— start Reading passage —

Volume 22, Number 3/4
Table of Contents
Harvesting and Repurposing Metadata from Web of Science to an Institutional Repository Using Web Services
This article describes the workflow used to ingest faculty publication citations into a Digital Commons platform Institutional Repository, by repurposing metadata harvested from the Web of Science using web services. This approach, along with a workflow, were developed to improve the populating process for the IR. Improving upon the previous manual process, this approach automates most of the collecting and ingesting process and greatly improves ingesting efficiency. A discussion of the benefits and limitations of the new approach is also provided.
One of the core functions of an institutional repository (IR) is to collect, preserve, and promote faculty research output. Most importantly, an IR provides access to alternative formats (pre-prints or post-prints) of research content for people who can't afford subscriptions or have a limited capacity to access the research output. The manual process of collecting and ingesting metadata into an IR is time-consuming, especially for an institution with a large number of faculty but very thin IR staffing.

— end Reading passage —

* _Aim 1_
Copy the records verbatim, beginning with their first line and ending after the line that contains "201, 1138, 203]", with both of those lines included.
The text and the records have no connection to each other.

— start Source material —

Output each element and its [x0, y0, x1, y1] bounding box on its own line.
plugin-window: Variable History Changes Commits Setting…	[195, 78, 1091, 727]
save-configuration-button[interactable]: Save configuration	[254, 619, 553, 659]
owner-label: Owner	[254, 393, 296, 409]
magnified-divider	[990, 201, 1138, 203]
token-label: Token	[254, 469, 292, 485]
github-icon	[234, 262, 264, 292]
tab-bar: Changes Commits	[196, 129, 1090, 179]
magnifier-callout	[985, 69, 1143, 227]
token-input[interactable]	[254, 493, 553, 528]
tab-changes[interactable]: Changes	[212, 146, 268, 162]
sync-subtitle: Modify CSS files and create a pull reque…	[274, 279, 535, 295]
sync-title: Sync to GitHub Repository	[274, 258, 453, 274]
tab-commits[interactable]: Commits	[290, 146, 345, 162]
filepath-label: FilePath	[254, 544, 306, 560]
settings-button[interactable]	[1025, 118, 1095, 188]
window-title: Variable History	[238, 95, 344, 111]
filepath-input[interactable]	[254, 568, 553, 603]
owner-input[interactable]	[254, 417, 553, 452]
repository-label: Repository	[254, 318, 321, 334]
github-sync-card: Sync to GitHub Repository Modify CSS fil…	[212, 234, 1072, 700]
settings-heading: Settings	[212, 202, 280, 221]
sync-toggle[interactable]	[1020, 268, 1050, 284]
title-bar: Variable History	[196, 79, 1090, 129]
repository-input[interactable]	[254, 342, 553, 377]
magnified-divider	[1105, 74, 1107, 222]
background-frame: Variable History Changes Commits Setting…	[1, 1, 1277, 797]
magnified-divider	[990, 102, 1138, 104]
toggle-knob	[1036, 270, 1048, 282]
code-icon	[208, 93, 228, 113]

— end Source material —

* _Aim 2_
Summarize the article on harvesting Web of Science metadata for an institutional repository in two sentences.

* _Exercise output 1_
Output each element and its [x0, y0, x1, y1] bounding box on its own line.
plugin-window: Variable History Changes Commits Setting…	[195, 78, 1091, 727]
save-configuration-button[interactable]: Save configuration	[254, 619, 553, 659]
owner-label: Owner	[254, 393, 296, 409]
magnified-divider	[990, 201, 1138, 203]

* _Exercise output 2_
The article describes a workflow that ingests faculty publication citations into a Digital Commons institutional repository by repurposing metadata harvested from the Web of Science through web services. The approach automates most of the previously manual collecting and ingesting process, greatly improving efficiency, and the article also discusses its benefits and limitations.